• WRITTEN TASK
Every entry needs to be printed exactly, please.
-- Start MATERIAL FOR THE TASK --
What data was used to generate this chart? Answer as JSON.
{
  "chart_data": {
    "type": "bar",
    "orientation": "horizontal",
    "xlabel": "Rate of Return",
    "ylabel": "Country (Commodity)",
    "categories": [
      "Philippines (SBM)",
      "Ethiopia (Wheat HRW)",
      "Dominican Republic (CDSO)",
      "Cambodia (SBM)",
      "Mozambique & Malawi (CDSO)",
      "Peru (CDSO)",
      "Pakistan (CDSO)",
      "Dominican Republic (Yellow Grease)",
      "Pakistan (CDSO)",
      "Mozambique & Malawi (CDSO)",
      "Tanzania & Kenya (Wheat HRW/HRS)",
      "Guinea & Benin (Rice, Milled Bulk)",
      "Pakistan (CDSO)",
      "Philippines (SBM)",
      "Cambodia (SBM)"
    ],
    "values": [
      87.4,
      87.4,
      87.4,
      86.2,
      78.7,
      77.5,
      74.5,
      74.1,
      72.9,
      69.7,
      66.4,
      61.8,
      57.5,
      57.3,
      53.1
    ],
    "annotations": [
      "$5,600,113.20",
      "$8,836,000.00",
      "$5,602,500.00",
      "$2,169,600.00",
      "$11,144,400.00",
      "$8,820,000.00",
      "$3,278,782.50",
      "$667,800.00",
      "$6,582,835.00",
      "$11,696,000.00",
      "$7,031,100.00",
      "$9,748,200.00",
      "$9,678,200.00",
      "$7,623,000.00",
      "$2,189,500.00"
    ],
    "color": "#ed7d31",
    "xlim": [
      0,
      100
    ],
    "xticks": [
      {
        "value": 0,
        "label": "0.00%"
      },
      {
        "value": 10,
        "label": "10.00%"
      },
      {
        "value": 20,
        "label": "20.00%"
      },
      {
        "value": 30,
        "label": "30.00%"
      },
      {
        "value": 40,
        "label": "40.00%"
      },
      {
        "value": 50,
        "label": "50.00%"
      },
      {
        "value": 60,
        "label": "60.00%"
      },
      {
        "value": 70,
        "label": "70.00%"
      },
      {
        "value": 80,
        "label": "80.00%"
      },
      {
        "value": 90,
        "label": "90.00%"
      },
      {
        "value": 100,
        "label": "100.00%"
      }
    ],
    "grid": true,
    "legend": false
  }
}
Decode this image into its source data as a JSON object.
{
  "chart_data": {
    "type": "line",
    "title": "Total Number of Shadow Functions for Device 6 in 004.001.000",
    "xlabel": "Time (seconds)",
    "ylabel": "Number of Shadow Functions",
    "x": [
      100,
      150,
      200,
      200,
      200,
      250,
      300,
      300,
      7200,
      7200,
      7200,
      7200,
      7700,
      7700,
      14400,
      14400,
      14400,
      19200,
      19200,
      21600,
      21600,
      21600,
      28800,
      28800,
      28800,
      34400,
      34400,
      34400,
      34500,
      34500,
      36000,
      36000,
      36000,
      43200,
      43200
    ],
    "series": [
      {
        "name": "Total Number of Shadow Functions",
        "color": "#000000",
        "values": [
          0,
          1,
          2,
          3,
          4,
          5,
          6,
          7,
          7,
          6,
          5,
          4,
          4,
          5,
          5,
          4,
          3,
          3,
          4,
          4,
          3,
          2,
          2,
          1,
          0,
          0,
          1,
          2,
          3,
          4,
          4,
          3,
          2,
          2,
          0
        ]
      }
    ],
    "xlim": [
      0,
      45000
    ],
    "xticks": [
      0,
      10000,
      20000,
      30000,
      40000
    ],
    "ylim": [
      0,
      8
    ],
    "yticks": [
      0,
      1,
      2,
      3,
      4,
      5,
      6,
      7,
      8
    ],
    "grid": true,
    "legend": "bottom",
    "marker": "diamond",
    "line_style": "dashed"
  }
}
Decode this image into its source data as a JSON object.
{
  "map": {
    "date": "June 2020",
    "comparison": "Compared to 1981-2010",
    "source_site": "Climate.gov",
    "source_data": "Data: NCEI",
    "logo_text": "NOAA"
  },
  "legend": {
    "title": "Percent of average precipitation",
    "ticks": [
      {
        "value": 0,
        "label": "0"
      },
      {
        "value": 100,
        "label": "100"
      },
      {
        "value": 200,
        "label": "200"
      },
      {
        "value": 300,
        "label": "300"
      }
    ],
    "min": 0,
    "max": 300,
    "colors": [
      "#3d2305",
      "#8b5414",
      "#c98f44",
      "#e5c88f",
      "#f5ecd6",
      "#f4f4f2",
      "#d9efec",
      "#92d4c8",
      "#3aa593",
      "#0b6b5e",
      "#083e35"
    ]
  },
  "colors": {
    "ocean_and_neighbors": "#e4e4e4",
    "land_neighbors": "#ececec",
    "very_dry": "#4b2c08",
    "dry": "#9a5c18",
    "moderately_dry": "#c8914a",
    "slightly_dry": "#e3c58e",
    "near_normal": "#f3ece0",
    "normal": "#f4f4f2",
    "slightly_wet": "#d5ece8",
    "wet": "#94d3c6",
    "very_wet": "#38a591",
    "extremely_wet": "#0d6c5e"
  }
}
-- End MATERIAL FOR THE TASK --
• ANSWER TO THIS PROBLEM
What data was used to generate this chart? Answer as JSON.
{
  "chart_data": {
    "type": "bar",
    "orientation": "horizontal",
    "xlabel": "Rate of Return",
    "ylabel": "Country (Commodity)",
    "categories": [
      "Philippines (SBM)",
      "Ethiopia (Wheat HRW)",
      "Dominican Republic (CDSO)",
      "Cambodia (SBM)",
      "Mozambique & Malawi (CDSO)",
      "Peru (CDSO)",
      "Pakistan (CDSO)",
      "Dominican Republic (Yellow Grease)",
      "Pakistan (CDSO)",
      "Mozambique & Malawi (CDSO)",
      "Tanzania & Kenya (Wheat HRW/HRS)",
      "Guinea & Benin (Rice, Milled Bulk)",
      "Pakistan (CDSO)",
      "Philippines (SBM)",
      "Cambodia (SBM)"
    ],
    "values": [
      87.4,
      87.4,
      87.4,
      86.2,
      78.7,
      77.5,
      74.5,
      74.1,
      72.9,
      69.7,
      66.4,
      61.8,
      57.5,
      57.3,
      53.1
    ],
    "annotations": [
      "$5,600,113.20",
      "$8,836,000.00",
      "$5,602,500.00",
      "$2,169,600.00",
      "$11,144,400.00",
      "$8,820,000.00",
      "$3,278,782.50",
      "$667,800.00",
      "$6,582,835.00",
      "$11,696,000.00",
      "$7,031,100.00",
      "$9,748,200.00",
      "$9,678,200.00",
      "$7,623,000.00",
      "$2,189,500.00"
    ],
    "color": "#ed7d31",
    "xlim": [
      0,
      100
    ],
    "xticks": [
      {
        "value": 0,
        "label": "0.00%"
      },
      {
        "value": 10,
        "label": "10.00%"
      },
      {
        "value": 20,
        "label": "20.00%"
      },
      {
        "value": 30,
        "label": "30.00%"
      },
      {
        "value": 40,
        "label": "40.00%"
      },
      {
        "value": 50,
        "label": "50.00%"
      },
      {
        "value": 60,
        "label": "60.00%"
      },
      {
        "value": 70,
        "label": "70.00%"
      },
      {
        "value": 80,
        "label": "80.00%"
      },
      {
        "value": 90,
        "label": "90.00%"
      },
      {
        "value": 100,
        "label": "100.00%"
      }
    ],
    "grid": true,
    "legend": false
  }
}
Decode this image into its source data as a JSON object.
{
  "chart_data": {
    "type": "line",
    "title": "Total Number of Shadow Functions for Device 6 in 004.001.000",
    "xlabel": "Time (seconds)",
    "ylabel": "Number of Shadow Functions",
    "x": [
      100,
      150,
      200,
      200,
      200,
      250,
      300,
      300,
      7200,
      7200,
      7200,
      7200,
      7700,
      7700,
      14400,
      14400,
      14400,
      19200,
      19200,
      21600,
      21600,
      21600,
      28800,
      28800,
      28800,
      34400,
      34400,
      34400,
      34500,
      34500,
      36000,
      36000,
      36000,
      43200,
      43200
    ],
    "series": [
      {
        "name": "Total Number of Shadow Functions",
        "color": "#000000",
        "values": [
          0,
          1,
          2,
          3,
          4,
          5,
          6,
          7,
          7,
          6,
          5,
          4,
          4,
          5,
          5,
          4,
          3,
          3,
          4,
          4,
          3,
          2,
          2,
          1,
          0,
          0,
          1,
          2,
          3,
          4,
          4,
          3,
          2,
          2,
          0
        ]
      }
    ],
    "xlim": [
      0,
      45000
    ],
    "xticks": [
      0,
      10000,
      20000,
      30000,
      40000
    ],
    "ylim": [
      0,
      8
    ],
    "yticks": [
      0,
      1,
      2,
      3,
      4,
      5,
      6,
      7,
      8
    ],
    "grid": true,
    "legend": "bottom",
    "marker": "diamond",
    "line_style": "dashed"
  }
}
Decode this image into its source data as a JSON object.
{
  "map": {
    "date": "June 2020",
    "comparison": "Compared to 1981-2010",
    "source_site": "Climate.gov",
    "source_data": "Data: NCEI",
    "logo_text": "NOAA"
  },
  "legend": {
    "title": "Percent of average precipitation",
    "ticks": [
      {
        "value": 0,
        "label": "0"
      },
      {
        "value": 100,
        "label": "100"
      },
      {
        "value": 200,
        "label": "200"
      },
      {
        "value": 300,
        "label": "300"
      }
    ],
    "min": 0,
    "max": 300,
    "colors": [
      "#3d2305",
      "#8b5414",
      "#c98f44",
      "#e5c88f",
      "#f5ecd6",
      "#f4f4f2",
      "#d9efec",
      "#92d4c8",
      "#3aa593",
      "#0b6b5e",
      "#083e35"
    ]
  },
  "colors": {
    "ocean_and_neighbors": "#e4e4e4",
    "land_neighbors": "#ececec",
    "very_dry": "#4b2c08",
    "dry": "#9a5c18",
    "moderately_dry": "#c8914a",
    "slightly_dry": "#e3c58e",
    "near_normal": "#f3ece0",
    "normal": "#f4f4f2",
    "slightly_wet": "#d5ece8",
    "wet": "#94d3c6",
    "very_wet": "#38a591",
    "extremely_wet": "#0d6c5e"
  }
}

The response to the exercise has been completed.